_Written request_
Pictures aside, repeat every entry exactly.

(Extracted data entries)
※ ※ ※

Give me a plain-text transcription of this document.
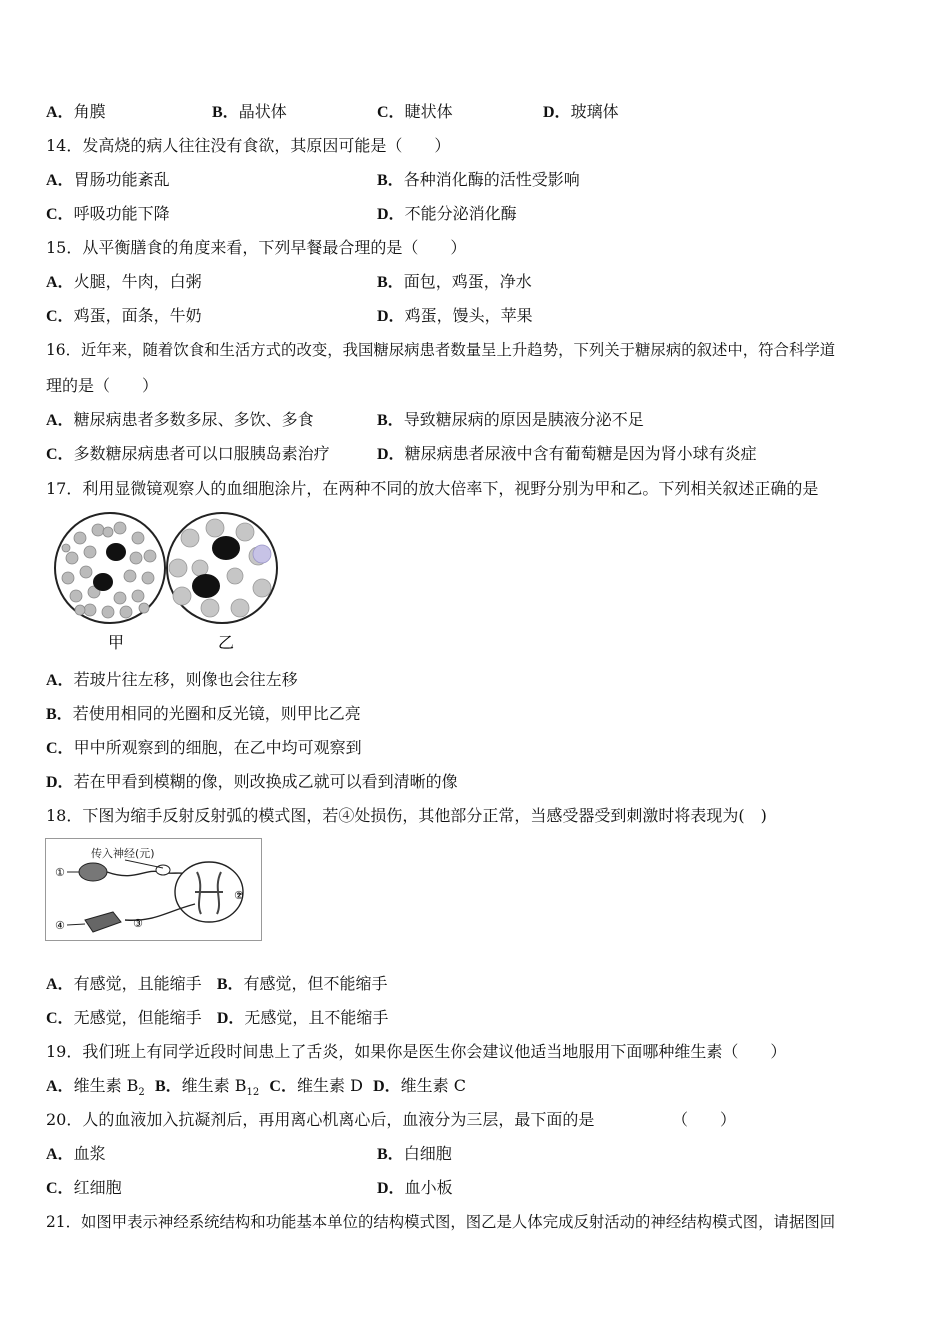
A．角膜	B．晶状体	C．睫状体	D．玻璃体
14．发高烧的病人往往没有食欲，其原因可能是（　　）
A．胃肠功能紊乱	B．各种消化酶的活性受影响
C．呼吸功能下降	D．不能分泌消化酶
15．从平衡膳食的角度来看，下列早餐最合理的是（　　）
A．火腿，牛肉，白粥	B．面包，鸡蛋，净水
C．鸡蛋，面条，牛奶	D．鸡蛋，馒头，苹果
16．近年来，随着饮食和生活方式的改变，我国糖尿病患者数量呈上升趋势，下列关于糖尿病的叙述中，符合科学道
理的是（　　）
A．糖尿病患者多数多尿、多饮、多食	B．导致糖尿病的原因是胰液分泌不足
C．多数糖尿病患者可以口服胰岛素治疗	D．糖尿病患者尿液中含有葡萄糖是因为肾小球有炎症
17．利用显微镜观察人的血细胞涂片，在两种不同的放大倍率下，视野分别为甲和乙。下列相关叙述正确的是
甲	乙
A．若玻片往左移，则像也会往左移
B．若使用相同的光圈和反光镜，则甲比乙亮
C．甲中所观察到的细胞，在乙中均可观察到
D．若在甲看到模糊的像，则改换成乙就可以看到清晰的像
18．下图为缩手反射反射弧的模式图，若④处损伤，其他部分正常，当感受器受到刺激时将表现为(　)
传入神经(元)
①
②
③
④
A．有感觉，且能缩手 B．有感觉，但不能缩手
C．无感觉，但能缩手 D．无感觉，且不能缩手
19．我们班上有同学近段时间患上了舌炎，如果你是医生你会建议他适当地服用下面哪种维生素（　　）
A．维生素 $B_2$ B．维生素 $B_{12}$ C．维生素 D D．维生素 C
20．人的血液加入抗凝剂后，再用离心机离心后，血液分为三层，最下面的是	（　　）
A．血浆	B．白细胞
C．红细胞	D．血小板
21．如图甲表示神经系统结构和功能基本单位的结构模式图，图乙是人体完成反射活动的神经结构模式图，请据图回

※ ※ ※

_Output of the task_
Give me a plain-text transcription of this document.
A．角膜	B．晶状体	C．睫状体	D．玻璃体
14．发高烧的病人往往没有食欲，其原因可能是（　　）
A．胃肠功能紊乱	B．各种消化酶的活性受影响
C．呼吸功能下降	D．不能分泌消化酶
15．从平衡膳食的角度来看，下列早餐最合理的是（　　）
A．火腿，牛肉，白粥	B．面包，鸡蛋，净水
C．鸡蛋，面条，牛奶	D．鸡蛋，馒头，苹果
16．近年来，随着饮食和生活方式的改变，我国糖尿病患者数量呈上升趋势，下列关于糖尿病的叙述中，符合科学道
理的是（　　）
A．糖尿病患者多数多尿、多饮、多食	B．导致糖尿病的原因是胰液分泌不足
C．多数糖尿病患者可以口服胰岛素治疗	D．糖尿病患者尿液中含有葡萄糖是因为肾小球有炎症
17．利用显微镜观察人的血细胞涂片，在两种不同的放大倍率下，视野分别为甲和乙。下列相关叙述正确的是
甲	乙
A．若玻片往左移，则像也会往左移
B．若使用相同的光圈和反光镜，则甲比乙亮
C．甲中所观察到的细胞，在乙中均可观察到
D．若在甲看到模糊的像，则改换成乙就可以看到清晰的像
18．下图为缩手反射反射弧的模式图，若④处损伤，其他部分正常，当感受器受到刺激时将表现为(　)
传入神经(元)
①
②
③
④
A．有感觉，且能缩手 B．有感觉，但不能缩手
C．无感觉，但能缩手 D．无感觉，且不能缩手
19．我们班上有同学近段时间患上了舌炎，如果你是医生你会建议他适当地服用下面哪种维生素（　　）
A．维生素 $B_2$ B．维生素 $B_{12}$ C．维生素 D D．维生素 C
20．人的血液加入抗凝剂后，再用离心机离心后，血液分为三层，最下面的是	（　　）
A．血浆	B．白细胞
C．红细胞	D．血小板
21．如图甲表示神经系统结构和功能基本单位的结构模式图，图乙是人体完成反射活动的神经结构模式图，请据图回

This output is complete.